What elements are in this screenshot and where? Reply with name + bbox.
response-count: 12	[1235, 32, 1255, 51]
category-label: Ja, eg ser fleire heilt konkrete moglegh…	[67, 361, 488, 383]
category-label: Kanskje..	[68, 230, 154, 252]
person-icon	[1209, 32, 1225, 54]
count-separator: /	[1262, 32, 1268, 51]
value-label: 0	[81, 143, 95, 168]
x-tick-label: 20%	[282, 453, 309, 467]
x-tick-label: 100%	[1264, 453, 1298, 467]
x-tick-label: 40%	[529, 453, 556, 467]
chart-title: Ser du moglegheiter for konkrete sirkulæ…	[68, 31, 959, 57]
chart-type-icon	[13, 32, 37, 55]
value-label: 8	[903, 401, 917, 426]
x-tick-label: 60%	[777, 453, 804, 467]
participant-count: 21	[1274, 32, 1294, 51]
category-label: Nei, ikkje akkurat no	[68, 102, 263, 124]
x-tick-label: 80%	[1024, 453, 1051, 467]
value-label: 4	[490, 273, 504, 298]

**Given request**
Render the stretch from the start of the entries through the line that contains "401, 917, 426]", both ends included, as a Markdown table with the columns Row and Text. Number each line in Row, put the line itself in Text, and leave out any blank lines.

**Exercise solution**
| Row | Text |
|---|---|
| 1 | What elements are in this screenshot and where? Reply with name + bbox. |
| 2 | response-count: 12	[1235, 32, 1255, 51] |
| 3 | category-label: Ja, eg ser fleire heilt konkrete moglegh…	[67, 361, 488, 383] |
| 4 | category-label: Kanskje..	[68, 230, 154, 252] |
| 5 | person-icon	[1209, 32, 1225, 54] |
| 6 | count-separator: /	[1262, 32, 1268, 51] |
| 7 | value-label: 0	[81, 143, 95, 168] |
| 8 | x-tick-label: 20%	[282, 453, 309, 467] |
| 9 | x-tick-label: 100%	[1264, 453, 1298, 467] |
| 10 | x-tick-label: 40%	[529, 453, 556, 467] |
| 11 | chart-title: Ser du moglegheiter for konkrete sirkulæ…	[68, 31, 959, 57] |
| 12 | chart-type-icon	[13, 32, 37, 55] |
| 13 | value-label: 8	[903, 401, 917, 426] |